WHAT THE TASK REQUIRES: Quote the whole listing word for word, please.

Stored data:
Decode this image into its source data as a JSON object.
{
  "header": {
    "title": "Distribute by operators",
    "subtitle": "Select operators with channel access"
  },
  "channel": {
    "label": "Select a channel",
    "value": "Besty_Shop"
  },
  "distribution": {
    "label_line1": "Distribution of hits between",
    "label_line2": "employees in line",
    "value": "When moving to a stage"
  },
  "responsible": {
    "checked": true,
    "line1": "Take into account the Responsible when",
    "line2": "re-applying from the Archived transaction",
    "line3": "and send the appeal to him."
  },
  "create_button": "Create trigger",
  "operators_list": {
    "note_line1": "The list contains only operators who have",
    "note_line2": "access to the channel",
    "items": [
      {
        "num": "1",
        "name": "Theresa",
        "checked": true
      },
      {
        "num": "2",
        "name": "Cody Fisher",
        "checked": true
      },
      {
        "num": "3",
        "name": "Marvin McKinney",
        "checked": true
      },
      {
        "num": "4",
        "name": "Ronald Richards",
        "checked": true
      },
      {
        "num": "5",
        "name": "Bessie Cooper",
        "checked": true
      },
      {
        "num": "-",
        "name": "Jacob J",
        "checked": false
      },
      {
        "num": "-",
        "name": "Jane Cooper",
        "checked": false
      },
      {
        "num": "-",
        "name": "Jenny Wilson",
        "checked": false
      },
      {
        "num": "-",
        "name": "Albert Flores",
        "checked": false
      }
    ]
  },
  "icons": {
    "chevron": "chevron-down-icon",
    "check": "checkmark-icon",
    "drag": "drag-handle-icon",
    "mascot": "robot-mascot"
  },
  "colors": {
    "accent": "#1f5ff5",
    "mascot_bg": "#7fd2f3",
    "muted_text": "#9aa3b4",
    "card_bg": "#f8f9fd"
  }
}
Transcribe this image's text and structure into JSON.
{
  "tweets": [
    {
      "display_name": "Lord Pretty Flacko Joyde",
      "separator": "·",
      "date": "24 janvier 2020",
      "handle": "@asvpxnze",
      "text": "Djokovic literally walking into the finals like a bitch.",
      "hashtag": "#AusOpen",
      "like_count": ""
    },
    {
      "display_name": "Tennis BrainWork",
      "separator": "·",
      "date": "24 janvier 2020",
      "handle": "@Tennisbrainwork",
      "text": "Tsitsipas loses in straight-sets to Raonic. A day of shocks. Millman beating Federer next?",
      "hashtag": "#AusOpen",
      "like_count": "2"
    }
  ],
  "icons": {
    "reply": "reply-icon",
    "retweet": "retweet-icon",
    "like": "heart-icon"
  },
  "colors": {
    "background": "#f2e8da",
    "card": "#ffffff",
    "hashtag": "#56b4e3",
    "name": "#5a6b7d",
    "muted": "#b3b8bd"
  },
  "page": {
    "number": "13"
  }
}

THE SOLUTION:
Decode this image into its source data as a JSON object.
{
  "header": {
    "title": "Distribute by operators",
    "subtitle": "Select operators with channel access"
  },
  "channel": {
    "label": "Select a channel",
    "value": "Besty_Shop"
  },
  "distribution": {
    "label_line1": "Distribution of hits between",
    "label_line2": "employees in line",
    "value": "When moving to a stage"
  },
  "responsible": {
    "checked": true,
    "line1": "Take into account the Responsible when",
    "line2": "re-applying from the Archived transaction",
    "line3": "and send the appeal to him."
  },
  "create_button": "Create trigger",
  "operators_list": {
    "note_line1": "The list contains only operators who have",
    "note_line2": "access to the channel",
    "items": [
      {
        "num": "1",
        "name": "Theresa",
        "checked": true
      },
      {
        "num": "2",
        "name": "Cody Fisher",
        "checked": true
      },
      {
        "num": "3",
        "name": "Marvin McKinney",
        "checked": true
      },
      {
        "num": "4",
        "name": "Ronald Richards",
        "checked": true
      },
      {
        "num": "5",
        "name": "Bessie Cooper",
        "checked": true
      },
      {
        "num": "-",
        "name": "Jacob J",
        "checked": false
      },
      {
        "num": "-",
        "name": "Jane Cooper",
        "checked": false
      },
      {
        "num": "-",
        "name": "Jenny Wilson",
        "checked": false
      },
      {
        "num": "-",
        "name": "Albert Flores",
        "checked": false
      }
    ]
  },
  "icons": {
    "chevron": "chevron-down-icon",
    "check": "checkmark-icon",
    "drag": "drag-handle-icon",
    "mascot": "robot-mascot"
  },
  "colors": {
    "accent": "#1f5ff5",
    "mascot_bg": "#7fd2f3",
    "muted_text": "#9aa3b4",
    "card_bg": "#f8f9fd"
  }
}
Transcribe this image's text and structure into JSON.
{
  "tweets": [
    {
      "display_name": "Lord Pretty Flacko Joyde",
      "separator": "·",
      "date": "24 janvier 2020",
      "handle": "@asvpxnze",
      "text": "Djokovic literally walking into the finals like a bitch.",
      "hashtag": "#AusOpen",
      "like_count": ""
    },
    {
      "display_name": "Tennis BrainWork",
      "separator": "·",
      "date": "24 janvier 2020",
      "handle": "@Tennisbrainwork",
      "text": "Tsitsipas loses in straight-sets to Raonic. A day of shocks. Millman beating Federer next?",
      "hashtag": "#AusOpen",
      "like_count": "2"
    }
  ],
  "icons": {
    "reply": "reply-icon",
    "retweet": "retweet-icon",
    "like": "heart-icon"
  },
  "colors": {
    "background": "#f2e8da",
    "card": "#ffffff",
    "hashtag": "#56b4e3",
    "name": "#5a6b7d",
    "muted": "#b3b8bd"
  },
  "page": {
    "number": "13"
  }
}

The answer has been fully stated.